◆ WHAT YOU WILL DO:
Your task is to copy the material exactly.

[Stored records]
-*-

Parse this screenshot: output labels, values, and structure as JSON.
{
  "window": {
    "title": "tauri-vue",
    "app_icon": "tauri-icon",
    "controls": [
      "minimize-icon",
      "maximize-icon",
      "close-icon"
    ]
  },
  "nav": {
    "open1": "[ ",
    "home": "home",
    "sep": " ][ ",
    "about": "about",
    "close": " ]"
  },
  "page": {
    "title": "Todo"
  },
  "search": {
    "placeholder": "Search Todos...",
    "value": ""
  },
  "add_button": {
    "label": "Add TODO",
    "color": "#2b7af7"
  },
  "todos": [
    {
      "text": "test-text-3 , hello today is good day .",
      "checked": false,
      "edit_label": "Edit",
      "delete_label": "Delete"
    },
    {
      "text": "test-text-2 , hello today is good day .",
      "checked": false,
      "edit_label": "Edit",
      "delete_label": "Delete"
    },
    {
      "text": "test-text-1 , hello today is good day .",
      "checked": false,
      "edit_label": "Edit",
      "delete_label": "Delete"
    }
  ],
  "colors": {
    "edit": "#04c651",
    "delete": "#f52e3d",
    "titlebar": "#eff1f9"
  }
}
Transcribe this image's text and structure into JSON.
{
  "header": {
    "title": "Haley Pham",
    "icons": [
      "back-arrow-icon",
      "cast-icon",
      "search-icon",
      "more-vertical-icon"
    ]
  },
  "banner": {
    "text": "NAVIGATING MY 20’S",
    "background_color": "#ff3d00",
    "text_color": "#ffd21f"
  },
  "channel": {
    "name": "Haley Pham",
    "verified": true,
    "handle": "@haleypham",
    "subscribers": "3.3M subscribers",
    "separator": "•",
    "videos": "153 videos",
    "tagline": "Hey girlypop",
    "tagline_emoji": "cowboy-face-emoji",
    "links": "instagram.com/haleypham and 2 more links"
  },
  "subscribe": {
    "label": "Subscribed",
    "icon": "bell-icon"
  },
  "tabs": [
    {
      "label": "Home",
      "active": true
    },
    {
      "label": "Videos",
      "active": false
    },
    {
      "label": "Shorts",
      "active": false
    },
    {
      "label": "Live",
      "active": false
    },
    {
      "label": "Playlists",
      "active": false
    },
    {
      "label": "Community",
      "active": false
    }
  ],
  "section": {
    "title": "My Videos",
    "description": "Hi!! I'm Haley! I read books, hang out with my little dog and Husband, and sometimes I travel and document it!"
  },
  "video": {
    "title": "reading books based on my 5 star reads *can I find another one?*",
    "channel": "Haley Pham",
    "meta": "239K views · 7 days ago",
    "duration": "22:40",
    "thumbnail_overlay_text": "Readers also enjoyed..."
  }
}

-*-

◆ RESPONSE BELOW:
Parse this screenshot: output labels, values, and structure as JSON.
{
  "window": {
    "title": "tauri-vue",
    "app_icon": "tauri-icon",
    "controls": [
      "minimize-icon",
      "maximize-icon",
      "close-icon"
    ]
  },
  "nav": {
    "open1": "[ ",
    "home": "home",
    "sep": " ][ ",
    "about": "about",
    "close": " ]"
  },
  "page": {
    "title": "Todo"
  },
  "search": {
    "placeholder": "Search Todos...",
    "value": ""
  },
  "add_button": {
    "label": "Add TODO",
    "color": "#2b7af7"
  },
  "todos": [
    {
      "text": "test-text-3 , hello today is good day .",
      "checked": false,
      "edit_label": "Edit",
      "delete_label": "Delete"
    },
    {
      "text": "test-text-2 , hello today is good day .",
      "checked": false,
      "edit_label": "Edit",
      "delete_label": "Delete"
    },
    {
      "text": "test-text-1 , hello today is good day .",
      "checked": false,
      "edit_label": "Edit",
      "delete_label": "Delete"
    }
  ],
  "colors": {
    "edit": "#04c651",
    "delete": "#f52e3d",
    "titlebar": "#eff1f9"
  }
}
Transcribe this image's text and structure into JSON.
{
  "header": {
    "title": "Haley Pham",
    "icons": [
      "back-arrow-icon",
      "cast-icon",
      "search-icon",
      "more-vertical-icon"
    ]
  },
  "banner": {
    "text": "NAVIGATING MY 20’S",
    "background_color": "#ff3d00",
    "text_color": "#ffd21f"
  },
  "channel": {
    "name": "Haley Pham",
    "verified": true,
    "handle": "@haleypham",
    "subscribers": "3.3M subscribers",
    "separator": "•",
    "videos": "153 videos",
    "tagline": "Hey girlypop",
    "tagline_emoji": "cowboy-face-emoji",
    "links": "instagram.com/haleypham and 2 more links"
  },
  "subscribe": {
    "label": "Subscribed",
    "icon": "bell-icon"
  },
  "tabs": [
    {
      "label": "Home",
      "active": true
    },
    {
      "label": "Videos",
      "active": false
    },
    {
      "label": "Shorts",
      "active": false
    },
    {
      "label": "Live",
      "active": false
    },
    {
      "label": "Playlists",
      "active": false
    },
    {
      "label": "Community",
      "active": false
    }
  ],
  "section": {
    "title": "My Videos",
    "description": "Hi!! I'm Haley! I read books, hang out with my little dog and Husband, and sometimes I travel and document it!"
  },
  "video": {
    "title": "reading books based on my 5 star reads *can I find another one?*",
    "channel": "Haley Pham",
    "meta": "239K views · 7 days ago",
    "duration": "22:40",
    "thumbnail_overlay_text": "Readers also enjoyed..."
  }
}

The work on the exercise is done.